>> Begin

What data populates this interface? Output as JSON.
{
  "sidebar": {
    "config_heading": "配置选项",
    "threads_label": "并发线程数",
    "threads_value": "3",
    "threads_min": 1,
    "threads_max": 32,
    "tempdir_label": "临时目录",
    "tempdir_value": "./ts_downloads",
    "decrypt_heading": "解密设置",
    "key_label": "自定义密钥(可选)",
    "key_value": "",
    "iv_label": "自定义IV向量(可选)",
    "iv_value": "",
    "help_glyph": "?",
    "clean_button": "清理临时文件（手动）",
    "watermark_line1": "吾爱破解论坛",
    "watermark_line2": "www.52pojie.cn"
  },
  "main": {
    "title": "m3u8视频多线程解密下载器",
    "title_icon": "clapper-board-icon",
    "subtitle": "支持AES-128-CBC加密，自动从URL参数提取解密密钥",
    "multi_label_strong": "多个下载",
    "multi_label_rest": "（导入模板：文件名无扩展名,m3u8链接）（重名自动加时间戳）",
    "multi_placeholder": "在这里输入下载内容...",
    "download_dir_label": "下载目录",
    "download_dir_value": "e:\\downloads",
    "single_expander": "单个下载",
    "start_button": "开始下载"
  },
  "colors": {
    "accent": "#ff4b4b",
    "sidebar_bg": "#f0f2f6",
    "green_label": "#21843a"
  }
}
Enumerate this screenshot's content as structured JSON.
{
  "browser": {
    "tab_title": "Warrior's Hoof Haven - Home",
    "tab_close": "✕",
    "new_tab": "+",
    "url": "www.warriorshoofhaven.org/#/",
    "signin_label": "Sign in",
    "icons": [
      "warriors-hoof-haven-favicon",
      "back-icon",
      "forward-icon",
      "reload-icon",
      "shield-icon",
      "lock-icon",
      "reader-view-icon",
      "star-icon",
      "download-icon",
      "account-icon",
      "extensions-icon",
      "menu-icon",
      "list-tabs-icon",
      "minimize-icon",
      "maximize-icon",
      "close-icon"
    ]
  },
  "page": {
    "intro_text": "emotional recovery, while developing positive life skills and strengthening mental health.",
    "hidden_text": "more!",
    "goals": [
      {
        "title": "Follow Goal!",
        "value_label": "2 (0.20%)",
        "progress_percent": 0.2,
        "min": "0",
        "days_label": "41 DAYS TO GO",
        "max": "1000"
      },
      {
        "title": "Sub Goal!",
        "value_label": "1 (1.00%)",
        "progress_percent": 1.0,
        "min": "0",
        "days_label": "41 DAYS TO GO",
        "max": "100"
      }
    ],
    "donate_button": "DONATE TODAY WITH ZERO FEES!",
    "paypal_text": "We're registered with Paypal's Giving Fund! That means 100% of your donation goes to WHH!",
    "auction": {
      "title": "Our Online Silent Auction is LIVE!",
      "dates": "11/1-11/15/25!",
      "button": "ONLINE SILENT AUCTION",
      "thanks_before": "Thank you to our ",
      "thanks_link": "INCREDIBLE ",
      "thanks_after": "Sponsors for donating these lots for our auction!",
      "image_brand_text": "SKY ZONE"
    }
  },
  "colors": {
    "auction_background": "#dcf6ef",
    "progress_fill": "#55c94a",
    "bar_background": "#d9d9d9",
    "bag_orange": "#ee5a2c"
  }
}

>> End

Exercise aim:
Your task is to repeat the data exactly, with nothing left out.

Written solution:
What data populates this interface? Output as JSON.
{
  "sidebar": {
    "config_heading": "配置选项",
    "threads_label": "并发线程数",
    "threads_value": "3",
    "threads_min": 1,
    "threads_max": 32,
    "tempdir_label": "临时目录",
    "tempdir_value": "./ts_downloads",
    "decrypt_heading": "解密设置",
    "key_label": "自定义密钥(可选)",
    "key_value": "",
    "iv_label": "自定义IV向量(可选)",
    "iv_value": "",
    "help_glyph": "?",
    "clean_button": "清理临时文件（手动）",
    "watermark_line1": "吾爱破解论坛",
    "watermark_line2": "www.52pojie.cn"
  },
  "main": {
    "title": "m3u8视频多线程解密下载器",
    "title_icon": "clapper-board-icon",
    "subtitle": "支持AES-128-CBC加密，自动从URL参数提取解密密钥",
    "multi_label_strong": "多个下载",
    "multi_label_rest": "（导入模板：文件名无扩展名,m3u8链接）（重名自动加时间戳）",
    "multi_placeholder": "在这里输入下载内容...",
    "download_dir_label": "下载目录",
    "download_dir_value": "e:\\downloads",
    "single_expander": "单个下载",
    "start_button": "开始下载"
  },
  "colors": {
    "accent": "#ff4b4b",
    "sidebar_bg": "#f0f2f6",
    "green_label": "#21843a"
  }
}
Enumerate this screenshot's content as structured JSON.
{
  "browser": {
    "tab_title": "Warrior's Hoof Haven - Home",
    "tab_close": "✕",
    "new_tab": "+",
    "url": "www.warriorshoofhaven.org/#/",
    "signin_label": "Sign in",
    "icons": [
      "warriors-hoof-haven-favicon",
      "back-icon",
      "forward-icon",
      "reload-icon",
      "shield-icon",
      "lock-icon",
      "reader-view-icon",
      "star-icon",
      "download-icon",
      "account-icon",
      "extensions-icon",
      "menu-icon",
      "list-tabs-icon",
      "minimize-icon",
      "maximize-icon",
      "close-icon"
    ]
  },
  "page": {
    "intro_text": "emotional recovery, while developing positive life skills and strengthening mental health.",
    "hidden_text": "more!",
    "goals": [
      {
        "title": "Follow Goal!",
        "value_label": "2 (0.20%)",
        "progress_percent": 0.2,
        "min": "0",
        "days_label": "41 DAYS TO GO",
        "max": "1000"
      },
      {
        "title": "Sub Goal!",
        "value_label": "1 (1.00%)",
        "progress_percent": 1.0,
        "min": "0",
        "days_label": "41 DAYS TO GO",
        "max": "100"
      }
    ],
    "donate_button": "DONATE TODAY WITH ZERO FEES!",
    "paypal_text": "We're registered with Paypal's Giving Fund! That means 100% of your donation goes to WHH!",
    "auction": {
      "title": "Our Online Silent Auction is LIVE!",
      "dates": "11/1-11/15/25!",
      "button": "ONLINE SILENT AUCTION",
      "thanks_before": "Thank you to our ",
      "thanks_link": "INCREDIBLE ",
      "thanks_after": "Sponsors for donating these lots for our auction!",
      "image_brand_text": "SKY ZONE"
    }
  },
  "colors": {
    "auction_background": "#dcf6ef",
    "progress_fill": "#55c94a",
    "bar_background": "#d9d9d9",
    "bag_orange": "#ee5a2c"
  }
}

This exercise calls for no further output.